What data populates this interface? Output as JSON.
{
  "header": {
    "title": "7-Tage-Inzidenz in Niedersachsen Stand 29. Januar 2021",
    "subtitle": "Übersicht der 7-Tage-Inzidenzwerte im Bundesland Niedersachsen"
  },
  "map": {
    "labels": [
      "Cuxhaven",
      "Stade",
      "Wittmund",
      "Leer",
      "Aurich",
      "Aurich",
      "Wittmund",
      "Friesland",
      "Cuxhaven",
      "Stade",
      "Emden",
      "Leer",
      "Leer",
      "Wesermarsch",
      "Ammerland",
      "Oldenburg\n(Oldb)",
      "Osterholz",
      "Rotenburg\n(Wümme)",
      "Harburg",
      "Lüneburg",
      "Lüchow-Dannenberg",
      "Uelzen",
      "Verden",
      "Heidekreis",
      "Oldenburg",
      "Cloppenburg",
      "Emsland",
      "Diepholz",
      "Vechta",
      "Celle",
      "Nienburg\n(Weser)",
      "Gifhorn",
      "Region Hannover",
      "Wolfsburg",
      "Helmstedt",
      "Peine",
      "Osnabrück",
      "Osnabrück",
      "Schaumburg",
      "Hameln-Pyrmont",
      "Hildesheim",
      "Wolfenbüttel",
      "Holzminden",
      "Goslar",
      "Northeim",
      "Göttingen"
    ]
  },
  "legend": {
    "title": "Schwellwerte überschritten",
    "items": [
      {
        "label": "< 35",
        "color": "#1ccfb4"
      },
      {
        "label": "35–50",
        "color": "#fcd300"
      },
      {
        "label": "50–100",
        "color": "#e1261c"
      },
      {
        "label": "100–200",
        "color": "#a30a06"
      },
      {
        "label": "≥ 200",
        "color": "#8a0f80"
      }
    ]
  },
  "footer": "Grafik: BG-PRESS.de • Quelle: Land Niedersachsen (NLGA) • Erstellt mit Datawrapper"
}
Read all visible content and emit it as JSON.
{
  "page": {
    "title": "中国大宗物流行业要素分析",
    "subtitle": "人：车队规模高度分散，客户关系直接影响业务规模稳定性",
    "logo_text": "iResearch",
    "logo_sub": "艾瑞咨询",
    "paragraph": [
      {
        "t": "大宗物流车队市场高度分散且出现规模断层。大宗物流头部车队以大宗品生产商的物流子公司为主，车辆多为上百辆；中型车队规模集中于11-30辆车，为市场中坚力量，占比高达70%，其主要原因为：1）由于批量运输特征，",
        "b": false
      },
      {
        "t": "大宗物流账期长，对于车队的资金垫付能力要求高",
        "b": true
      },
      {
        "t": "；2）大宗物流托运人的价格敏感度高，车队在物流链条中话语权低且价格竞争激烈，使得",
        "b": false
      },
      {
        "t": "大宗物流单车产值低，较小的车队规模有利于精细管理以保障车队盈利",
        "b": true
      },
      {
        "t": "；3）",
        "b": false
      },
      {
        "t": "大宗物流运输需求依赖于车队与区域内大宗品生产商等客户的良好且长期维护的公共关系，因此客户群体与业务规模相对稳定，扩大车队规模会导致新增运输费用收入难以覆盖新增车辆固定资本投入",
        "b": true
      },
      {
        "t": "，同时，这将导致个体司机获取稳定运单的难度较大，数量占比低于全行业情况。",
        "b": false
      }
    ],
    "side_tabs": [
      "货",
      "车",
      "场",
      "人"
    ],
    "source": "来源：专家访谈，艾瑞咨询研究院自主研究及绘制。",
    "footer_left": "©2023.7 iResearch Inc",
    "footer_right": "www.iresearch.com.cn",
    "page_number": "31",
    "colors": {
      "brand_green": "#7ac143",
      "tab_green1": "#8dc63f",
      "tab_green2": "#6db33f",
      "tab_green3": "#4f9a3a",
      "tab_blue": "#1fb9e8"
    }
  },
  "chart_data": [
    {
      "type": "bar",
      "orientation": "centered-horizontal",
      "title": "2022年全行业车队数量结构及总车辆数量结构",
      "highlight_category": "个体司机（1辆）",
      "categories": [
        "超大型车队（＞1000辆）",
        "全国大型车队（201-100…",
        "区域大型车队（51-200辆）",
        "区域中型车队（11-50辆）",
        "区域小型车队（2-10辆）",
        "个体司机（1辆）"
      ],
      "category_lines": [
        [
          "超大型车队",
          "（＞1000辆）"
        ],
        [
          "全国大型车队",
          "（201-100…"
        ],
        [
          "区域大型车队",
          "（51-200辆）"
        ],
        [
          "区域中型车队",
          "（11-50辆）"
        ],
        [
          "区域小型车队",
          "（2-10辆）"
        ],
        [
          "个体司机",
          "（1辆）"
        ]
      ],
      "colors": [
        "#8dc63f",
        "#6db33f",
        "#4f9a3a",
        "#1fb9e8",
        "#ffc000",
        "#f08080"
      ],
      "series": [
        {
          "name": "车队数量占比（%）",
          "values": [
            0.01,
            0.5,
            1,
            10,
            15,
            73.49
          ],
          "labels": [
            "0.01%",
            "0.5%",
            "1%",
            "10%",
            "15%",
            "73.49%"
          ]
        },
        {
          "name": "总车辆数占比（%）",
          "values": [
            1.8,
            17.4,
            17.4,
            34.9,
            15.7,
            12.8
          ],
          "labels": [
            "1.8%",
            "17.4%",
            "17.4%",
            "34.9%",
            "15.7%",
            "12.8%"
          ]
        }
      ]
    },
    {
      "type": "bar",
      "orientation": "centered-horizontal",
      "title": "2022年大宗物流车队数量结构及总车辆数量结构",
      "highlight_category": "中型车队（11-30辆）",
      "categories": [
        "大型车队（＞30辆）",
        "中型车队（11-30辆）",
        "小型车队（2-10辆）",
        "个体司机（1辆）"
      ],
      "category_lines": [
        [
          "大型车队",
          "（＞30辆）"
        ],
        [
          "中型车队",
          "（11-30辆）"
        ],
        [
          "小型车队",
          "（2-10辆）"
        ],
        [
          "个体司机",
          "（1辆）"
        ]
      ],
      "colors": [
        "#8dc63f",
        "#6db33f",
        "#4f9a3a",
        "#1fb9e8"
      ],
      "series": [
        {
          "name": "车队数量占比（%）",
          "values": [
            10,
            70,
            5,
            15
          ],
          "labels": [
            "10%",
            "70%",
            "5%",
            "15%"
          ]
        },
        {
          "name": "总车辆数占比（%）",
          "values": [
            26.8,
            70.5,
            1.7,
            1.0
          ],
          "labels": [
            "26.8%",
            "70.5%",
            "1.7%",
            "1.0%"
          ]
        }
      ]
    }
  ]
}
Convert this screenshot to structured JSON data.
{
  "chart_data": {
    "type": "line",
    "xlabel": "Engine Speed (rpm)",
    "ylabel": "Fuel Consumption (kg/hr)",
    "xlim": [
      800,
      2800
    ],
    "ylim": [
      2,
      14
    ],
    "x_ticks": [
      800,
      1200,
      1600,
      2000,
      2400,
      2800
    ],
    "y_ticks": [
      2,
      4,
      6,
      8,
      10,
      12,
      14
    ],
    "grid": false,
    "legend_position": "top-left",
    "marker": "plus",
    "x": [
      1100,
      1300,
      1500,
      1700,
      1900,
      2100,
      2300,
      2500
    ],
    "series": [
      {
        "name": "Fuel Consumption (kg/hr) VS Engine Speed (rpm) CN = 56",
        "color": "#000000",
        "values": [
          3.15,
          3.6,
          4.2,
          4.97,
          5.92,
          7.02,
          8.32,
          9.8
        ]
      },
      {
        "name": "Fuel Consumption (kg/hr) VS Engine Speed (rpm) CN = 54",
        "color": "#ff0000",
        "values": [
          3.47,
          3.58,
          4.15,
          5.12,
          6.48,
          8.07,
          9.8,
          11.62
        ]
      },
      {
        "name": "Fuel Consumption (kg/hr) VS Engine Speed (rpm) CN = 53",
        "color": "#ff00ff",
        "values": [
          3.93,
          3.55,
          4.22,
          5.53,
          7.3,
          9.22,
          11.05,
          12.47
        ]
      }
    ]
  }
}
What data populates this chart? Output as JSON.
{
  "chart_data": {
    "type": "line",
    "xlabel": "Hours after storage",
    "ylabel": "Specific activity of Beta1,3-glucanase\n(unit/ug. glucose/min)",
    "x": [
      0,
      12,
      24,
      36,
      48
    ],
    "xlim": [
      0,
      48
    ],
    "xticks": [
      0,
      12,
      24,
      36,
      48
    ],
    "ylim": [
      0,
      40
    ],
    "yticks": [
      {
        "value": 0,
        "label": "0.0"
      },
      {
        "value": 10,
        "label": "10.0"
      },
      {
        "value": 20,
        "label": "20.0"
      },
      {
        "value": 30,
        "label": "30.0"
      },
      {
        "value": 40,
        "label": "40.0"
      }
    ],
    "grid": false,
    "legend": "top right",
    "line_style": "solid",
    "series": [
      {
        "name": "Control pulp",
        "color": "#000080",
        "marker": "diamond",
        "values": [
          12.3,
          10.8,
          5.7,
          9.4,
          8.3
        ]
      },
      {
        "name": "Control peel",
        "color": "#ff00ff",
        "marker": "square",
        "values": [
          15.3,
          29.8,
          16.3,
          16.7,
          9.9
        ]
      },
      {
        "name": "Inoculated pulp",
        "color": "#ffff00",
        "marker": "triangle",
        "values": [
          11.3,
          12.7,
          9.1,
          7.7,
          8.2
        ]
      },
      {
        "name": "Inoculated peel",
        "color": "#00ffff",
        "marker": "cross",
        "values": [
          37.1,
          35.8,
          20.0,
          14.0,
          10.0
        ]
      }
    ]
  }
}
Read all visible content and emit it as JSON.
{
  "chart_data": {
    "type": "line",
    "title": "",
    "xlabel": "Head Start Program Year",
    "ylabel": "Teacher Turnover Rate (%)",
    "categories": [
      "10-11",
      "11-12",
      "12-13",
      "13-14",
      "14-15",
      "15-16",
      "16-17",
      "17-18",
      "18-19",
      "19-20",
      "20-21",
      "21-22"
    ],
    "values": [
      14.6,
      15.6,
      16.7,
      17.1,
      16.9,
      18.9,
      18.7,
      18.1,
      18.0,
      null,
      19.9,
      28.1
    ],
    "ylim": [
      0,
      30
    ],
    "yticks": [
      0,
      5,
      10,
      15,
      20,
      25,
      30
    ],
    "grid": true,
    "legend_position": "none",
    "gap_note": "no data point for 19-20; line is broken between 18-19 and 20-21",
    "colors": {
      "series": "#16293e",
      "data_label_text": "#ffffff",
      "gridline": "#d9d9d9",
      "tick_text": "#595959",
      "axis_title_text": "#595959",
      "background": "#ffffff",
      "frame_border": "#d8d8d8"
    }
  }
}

------------------------------------------------------------------------

- _Given task_
Scan the material above for the string "Output" and return the lines that hold it.

- _Final result_
What data populates this interface? Output as JSON.
What data populates this chart? Output as JSON.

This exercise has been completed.